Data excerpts

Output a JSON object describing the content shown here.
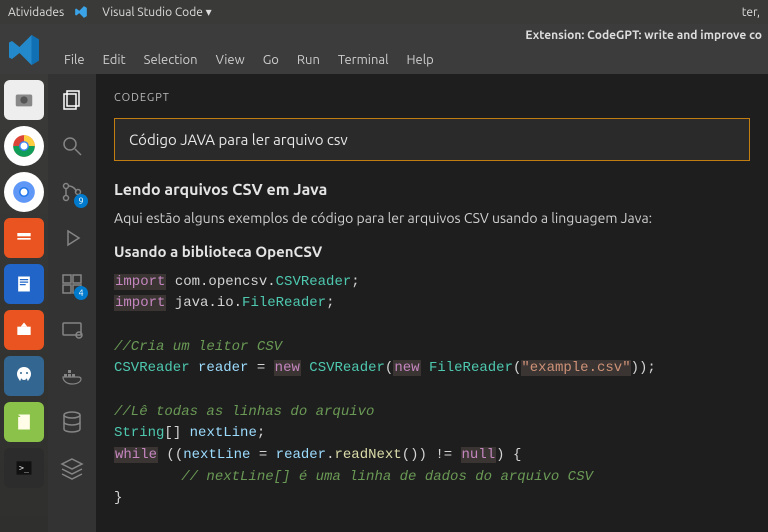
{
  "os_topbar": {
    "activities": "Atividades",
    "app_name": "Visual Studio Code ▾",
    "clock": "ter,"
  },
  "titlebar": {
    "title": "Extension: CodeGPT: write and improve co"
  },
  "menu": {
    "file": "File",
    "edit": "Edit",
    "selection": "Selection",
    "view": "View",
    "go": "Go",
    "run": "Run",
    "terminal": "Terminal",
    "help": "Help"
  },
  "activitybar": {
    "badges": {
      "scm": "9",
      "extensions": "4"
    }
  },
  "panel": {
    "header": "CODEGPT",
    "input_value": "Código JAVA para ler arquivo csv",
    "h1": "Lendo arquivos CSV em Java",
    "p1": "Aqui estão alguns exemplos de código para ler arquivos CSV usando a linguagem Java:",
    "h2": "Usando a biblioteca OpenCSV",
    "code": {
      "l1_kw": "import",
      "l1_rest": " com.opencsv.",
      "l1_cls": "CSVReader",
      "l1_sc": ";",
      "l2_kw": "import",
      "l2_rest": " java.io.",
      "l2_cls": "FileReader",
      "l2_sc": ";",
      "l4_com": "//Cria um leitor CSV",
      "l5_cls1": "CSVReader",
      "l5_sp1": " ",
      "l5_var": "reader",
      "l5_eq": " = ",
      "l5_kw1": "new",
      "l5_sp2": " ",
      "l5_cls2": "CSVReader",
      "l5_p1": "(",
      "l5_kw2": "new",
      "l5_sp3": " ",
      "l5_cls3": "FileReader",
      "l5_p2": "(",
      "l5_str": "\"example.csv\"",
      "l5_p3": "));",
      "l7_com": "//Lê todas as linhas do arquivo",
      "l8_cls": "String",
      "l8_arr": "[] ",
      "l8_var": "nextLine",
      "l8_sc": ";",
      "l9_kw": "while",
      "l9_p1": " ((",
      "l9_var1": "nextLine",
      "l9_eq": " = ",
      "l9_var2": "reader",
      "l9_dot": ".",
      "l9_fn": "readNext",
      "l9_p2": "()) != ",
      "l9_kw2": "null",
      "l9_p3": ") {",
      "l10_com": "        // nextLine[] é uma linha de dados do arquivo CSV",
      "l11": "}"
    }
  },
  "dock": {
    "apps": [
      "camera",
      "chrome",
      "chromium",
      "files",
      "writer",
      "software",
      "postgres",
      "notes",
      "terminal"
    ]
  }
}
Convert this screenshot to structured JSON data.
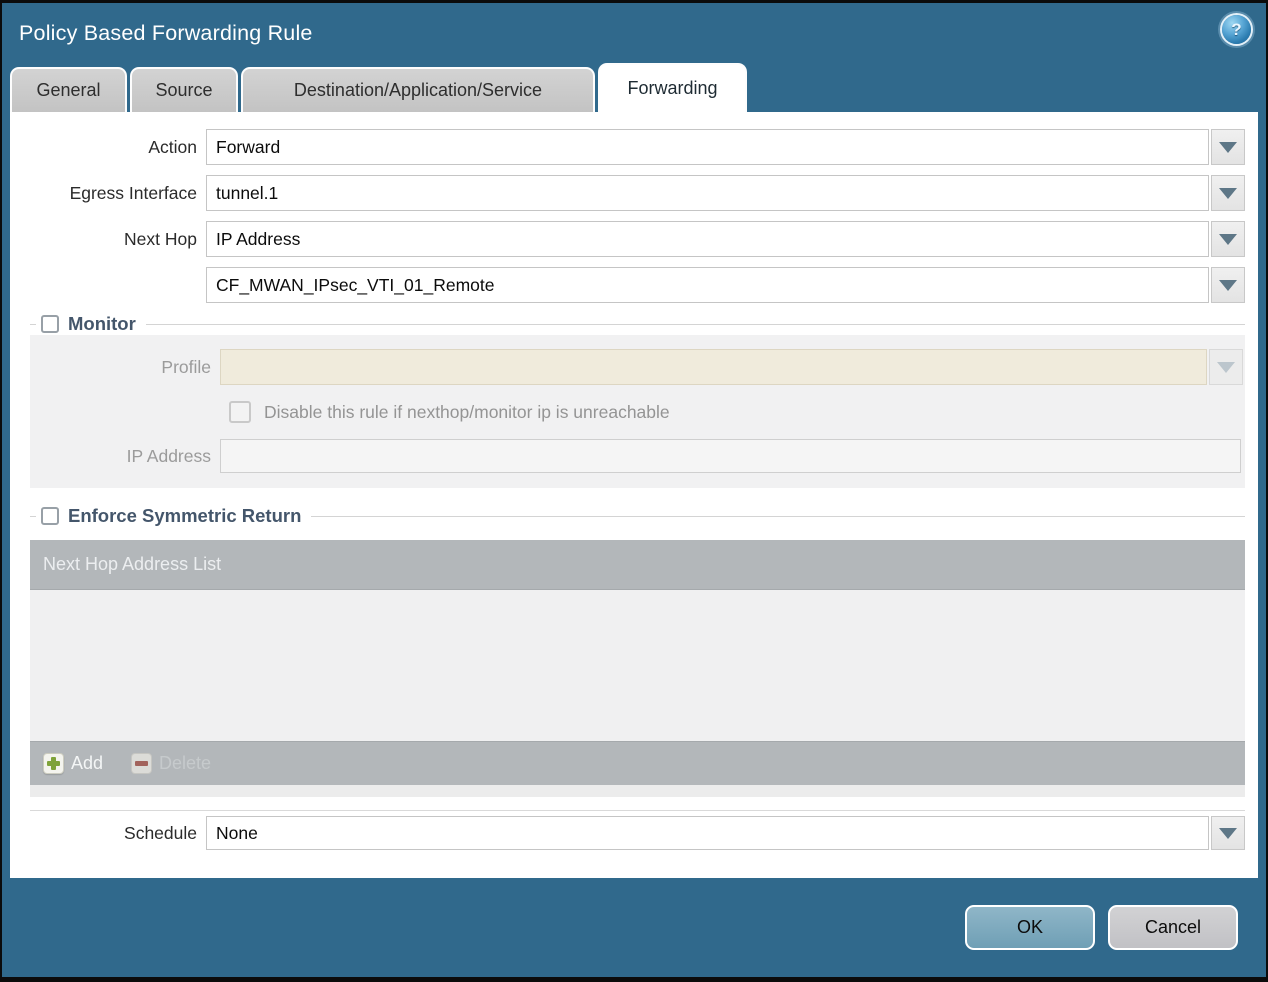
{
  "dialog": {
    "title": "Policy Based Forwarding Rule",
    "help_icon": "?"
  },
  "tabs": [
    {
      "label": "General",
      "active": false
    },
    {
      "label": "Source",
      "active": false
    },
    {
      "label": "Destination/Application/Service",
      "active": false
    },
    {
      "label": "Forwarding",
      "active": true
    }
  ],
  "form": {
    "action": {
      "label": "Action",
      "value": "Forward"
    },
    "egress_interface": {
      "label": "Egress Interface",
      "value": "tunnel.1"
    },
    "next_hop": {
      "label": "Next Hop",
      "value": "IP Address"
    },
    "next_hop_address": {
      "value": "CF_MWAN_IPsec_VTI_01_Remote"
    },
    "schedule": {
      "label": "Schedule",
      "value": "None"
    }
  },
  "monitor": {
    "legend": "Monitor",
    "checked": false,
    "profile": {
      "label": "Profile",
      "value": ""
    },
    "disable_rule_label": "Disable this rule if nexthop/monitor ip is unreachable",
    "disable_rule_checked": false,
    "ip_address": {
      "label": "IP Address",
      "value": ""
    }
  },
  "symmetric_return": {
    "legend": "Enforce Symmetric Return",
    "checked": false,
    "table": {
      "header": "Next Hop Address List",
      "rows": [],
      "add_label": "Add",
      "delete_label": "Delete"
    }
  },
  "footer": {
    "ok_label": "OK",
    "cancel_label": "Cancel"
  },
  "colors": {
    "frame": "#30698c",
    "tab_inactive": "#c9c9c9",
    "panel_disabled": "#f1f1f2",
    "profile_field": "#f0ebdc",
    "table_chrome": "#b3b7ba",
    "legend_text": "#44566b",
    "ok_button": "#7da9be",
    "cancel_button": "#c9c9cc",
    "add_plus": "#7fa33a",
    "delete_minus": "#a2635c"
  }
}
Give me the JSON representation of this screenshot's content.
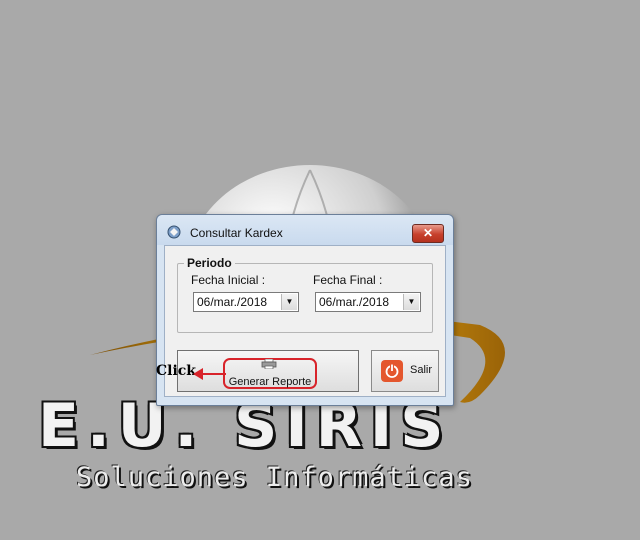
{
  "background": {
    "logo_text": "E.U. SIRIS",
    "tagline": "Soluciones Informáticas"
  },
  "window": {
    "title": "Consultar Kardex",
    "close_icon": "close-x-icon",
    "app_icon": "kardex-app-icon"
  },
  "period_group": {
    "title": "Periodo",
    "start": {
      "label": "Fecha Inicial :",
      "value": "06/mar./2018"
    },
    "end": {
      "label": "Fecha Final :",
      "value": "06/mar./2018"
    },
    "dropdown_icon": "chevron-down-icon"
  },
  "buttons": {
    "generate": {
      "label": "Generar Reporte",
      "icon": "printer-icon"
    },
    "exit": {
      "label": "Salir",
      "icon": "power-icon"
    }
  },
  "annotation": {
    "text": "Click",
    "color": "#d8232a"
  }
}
==
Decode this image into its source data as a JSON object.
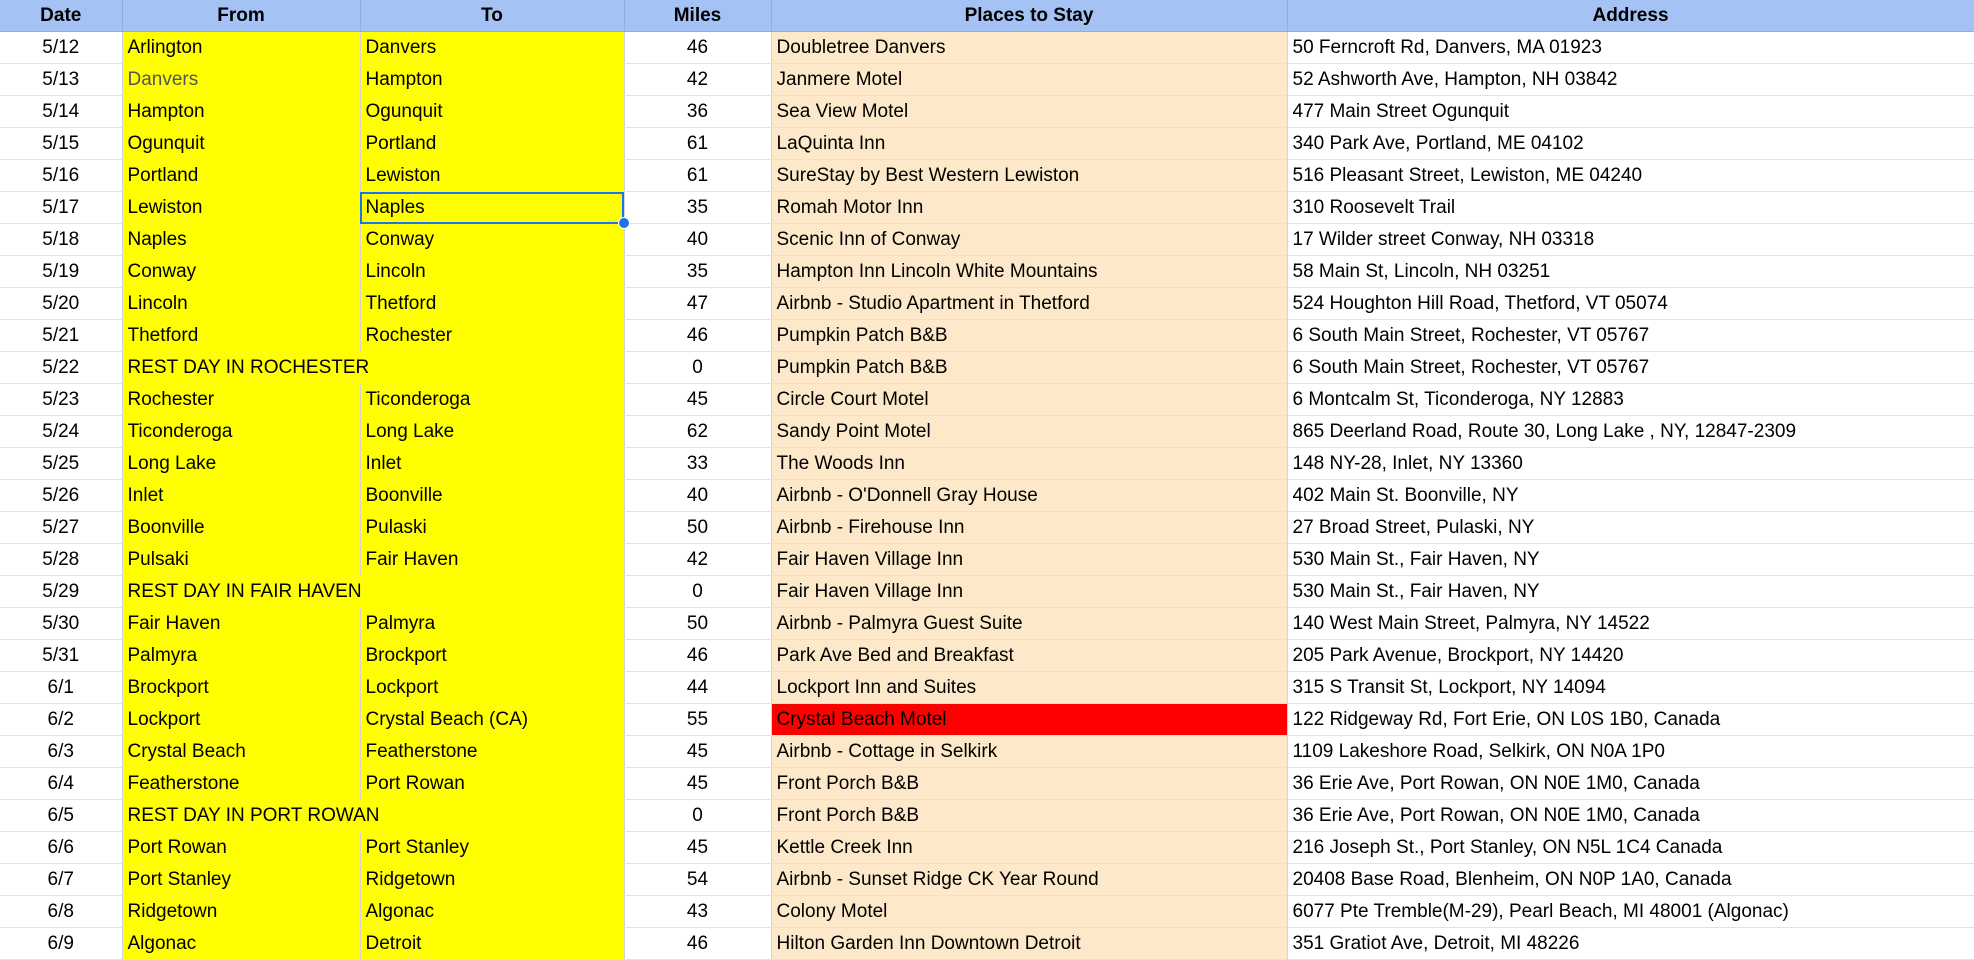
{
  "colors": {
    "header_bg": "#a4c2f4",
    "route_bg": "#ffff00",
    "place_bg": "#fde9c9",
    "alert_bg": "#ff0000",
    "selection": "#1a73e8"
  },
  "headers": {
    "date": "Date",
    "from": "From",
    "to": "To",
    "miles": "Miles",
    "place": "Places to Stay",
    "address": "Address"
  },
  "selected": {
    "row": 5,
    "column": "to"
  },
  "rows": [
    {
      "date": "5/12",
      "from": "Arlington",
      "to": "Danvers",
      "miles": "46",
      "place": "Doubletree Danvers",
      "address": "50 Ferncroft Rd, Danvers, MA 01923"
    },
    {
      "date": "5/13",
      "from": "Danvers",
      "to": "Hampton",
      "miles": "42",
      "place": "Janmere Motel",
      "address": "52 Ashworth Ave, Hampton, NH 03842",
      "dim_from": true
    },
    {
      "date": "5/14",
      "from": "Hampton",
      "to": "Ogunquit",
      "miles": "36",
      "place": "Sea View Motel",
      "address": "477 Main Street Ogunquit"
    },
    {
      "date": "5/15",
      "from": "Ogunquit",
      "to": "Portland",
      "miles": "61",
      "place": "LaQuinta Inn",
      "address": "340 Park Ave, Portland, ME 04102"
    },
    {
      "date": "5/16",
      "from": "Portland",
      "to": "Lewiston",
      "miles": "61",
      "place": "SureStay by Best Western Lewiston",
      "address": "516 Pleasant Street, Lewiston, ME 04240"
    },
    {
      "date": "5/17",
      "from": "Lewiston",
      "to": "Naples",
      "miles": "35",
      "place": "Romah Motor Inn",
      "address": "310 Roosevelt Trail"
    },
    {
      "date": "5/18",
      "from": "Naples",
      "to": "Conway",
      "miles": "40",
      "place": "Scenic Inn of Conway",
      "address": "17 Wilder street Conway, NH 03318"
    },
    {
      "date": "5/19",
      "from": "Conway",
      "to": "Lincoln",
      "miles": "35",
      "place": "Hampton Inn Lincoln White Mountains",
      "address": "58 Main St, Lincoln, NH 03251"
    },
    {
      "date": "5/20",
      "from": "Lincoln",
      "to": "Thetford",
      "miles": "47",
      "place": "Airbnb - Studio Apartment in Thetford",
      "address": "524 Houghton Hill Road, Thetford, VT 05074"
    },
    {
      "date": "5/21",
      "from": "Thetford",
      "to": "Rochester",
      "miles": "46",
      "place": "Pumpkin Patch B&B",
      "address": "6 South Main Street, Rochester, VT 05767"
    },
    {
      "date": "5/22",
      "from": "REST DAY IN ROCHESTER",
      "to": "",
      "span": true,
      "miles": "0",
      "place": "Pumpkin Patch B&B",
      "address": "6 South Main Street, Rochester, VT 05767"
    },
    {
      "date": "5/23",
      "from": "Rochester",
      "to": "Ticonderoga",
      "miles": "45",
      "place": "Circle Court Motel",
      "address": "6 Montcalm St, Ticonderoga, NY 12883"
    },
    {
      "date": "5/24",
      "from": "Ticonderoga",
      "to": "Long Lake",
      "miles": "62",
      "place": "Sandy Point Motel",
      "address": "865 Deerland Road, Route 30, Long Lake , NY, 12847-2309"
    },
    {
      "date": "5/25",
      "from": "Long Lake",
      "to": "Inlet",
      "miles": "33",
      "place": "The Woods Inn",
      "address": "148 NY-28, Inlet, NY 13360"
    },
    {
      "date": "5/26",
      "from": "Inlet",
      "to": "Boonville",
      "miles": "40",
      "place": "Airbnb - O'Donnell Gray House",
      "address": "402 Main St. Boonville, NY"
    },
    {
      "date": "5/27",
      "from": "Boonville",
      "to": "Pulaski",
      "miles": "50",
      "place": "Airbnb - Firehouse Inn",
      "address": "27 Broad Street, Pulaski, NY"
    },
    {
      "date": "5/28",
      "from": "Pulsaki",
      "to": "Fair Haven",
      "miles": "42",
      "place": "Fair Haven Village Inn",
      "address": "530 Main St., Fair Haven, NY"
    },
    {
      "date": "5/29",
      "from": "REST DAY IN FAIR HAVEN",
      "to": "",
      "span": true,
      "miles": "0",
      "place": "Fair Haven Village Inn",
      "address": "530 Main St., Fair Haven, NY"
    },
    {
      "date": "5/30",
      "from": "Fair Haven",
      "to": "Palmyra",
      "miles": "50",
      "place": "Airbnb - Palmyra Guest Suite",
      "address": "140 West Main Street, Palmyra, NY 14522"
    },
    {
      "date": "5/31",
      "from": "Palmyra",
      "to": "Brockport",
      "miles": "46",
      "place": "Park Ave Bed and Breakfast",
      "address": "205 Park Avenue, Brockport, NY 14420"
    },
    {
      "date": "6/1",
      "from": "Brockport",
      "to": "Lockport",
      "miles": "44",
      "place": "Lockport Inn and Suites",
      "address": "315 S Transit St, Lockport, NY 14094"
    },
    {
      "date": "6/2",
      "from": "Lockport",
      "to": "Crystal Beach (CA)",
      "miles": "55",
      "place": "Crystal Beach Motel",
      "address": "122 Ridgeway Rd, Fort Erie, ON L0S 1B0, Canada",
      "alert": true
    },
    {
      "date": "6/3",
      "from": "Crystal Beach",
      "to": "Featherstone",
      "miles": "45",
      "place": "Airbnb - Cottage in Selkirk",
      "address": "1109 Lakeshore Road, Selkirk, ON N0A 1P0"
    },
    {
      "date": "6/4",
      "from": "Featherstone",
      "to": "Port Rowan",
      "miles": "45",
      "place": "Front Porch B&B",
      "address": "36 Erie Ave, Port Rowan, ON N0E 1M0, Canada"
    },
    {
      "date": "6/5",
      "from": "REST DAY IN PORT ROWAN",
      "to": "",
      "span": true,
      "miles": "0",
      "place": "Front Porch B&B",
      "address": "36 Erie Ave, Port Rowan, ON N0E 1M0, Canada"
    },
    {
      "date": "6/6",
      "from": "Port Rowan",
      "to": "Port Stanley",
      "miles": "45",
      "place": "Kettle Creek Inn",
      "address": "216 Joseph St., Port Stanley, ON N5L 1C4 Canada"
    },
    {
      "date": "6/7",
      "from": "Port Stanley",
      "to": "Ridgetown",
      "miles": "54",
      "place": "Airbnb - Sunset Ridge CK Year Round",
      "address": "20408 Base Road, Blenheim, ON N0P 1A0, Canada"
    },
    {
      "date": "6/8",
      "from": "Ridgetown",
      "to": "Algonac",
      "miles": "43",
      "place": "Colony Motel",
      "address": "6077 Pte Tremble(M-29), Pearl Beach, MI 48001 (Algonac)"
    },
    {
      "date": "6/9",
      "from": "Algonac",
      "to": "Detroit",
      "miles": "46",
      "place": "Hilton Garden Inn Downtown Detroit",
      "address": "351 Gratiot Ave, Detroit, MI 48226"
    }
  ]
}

▶ Work to be completed:
Gather every line from the entries above where the word "Motel" appears, and copy them.

▶ Answer to the task:
      "place": "Janmere Motel",
      "place": "Sea View Motel",
      "place": "Circle Court Motel",
      "place": "Sandy Point Motel",
      "place": "Crystal Beach Motel",
      "place": "Colony Motel",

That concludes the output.